ROWS -

= = = = =

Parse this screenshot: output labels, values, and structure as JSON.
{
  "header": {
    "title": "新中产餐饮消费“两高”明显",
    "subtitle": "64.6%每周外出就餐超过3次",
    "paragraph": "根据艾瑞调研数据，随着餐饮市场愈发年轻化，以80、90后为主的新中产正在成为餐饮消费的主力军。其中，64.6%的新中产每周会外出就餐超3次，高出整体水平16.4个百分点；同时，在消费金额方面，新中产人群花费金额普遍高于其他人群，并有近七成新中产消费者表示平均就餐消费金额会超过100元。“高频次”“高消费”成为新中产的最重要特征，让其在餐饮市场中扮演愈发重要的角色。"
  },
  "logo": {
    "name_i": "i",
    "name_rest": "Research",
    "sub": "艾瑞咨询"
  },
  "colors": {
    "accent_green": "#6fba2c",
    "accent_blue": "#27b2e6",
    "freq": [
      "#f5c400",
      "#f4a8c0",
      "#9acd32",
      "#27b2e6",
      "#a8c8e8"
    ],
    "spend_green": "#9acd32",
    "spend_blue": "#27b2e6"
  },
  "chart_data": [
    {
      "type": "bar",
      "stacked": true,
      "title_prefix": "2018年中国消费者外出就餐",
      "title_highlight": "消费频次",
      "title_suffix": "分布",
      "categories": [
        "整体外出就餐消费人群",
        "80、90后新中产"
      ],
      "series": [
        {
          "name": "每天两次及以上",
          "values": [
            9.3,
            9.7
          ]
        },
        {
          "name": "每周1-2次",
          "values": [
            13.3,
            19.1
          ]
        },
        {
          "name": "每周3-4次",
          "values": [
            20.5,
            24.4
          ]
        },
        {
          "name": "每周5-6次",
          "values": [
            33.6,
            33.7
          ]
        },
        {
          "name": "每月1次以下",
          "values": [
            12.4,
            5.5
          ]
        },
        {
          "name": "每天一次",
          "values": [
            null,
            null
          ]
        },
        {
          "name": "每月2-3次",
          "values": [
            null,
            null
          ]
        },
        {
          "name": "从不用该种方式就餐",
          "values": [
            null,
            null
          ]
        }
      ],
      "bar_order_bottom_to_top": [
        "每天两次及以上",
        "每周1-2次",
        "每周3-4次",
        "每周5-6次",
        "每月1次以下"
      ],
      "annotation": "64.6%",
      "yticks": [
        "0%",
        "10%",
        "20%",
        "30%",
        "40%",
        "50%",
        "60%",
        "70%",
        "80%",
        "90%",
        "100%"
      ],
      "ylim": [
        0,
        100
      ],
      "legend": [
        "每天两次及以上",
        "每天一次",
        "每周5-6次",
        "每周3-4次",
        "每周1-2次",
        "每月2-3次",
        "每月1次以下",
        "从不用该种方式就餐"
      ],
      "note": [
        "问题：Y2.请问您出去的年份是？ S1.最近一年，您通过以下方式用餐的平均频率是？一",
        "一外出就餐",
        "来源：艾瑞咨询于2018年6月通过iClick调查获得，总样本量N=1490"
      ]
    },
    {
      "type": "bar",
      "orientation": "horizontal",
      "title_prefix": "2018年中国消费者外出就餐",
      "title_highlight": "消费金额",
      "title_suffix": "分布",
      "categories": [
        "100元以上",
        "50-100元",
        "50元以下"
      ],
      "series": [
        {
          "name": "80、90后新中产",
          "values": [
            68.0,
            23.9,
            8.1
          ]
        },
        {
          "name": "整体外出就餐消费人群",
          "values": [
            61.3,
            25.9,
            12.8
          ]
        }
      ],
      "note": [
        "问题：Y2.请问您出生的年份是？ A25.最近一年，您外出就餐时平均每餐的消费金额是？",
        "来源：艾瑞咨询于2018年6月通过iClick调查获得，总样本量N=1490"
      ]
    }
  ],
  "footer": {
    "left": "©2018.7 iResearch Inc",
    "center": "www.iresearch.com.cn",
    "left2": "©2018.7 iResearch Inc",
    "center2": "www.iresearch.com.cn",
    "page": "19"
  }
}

= = = = =

PROBLEM DETAILS - Across all the entries, count the lines that contain the word "最近一年" and give the number by itself.

EXERCISE RESULT - 2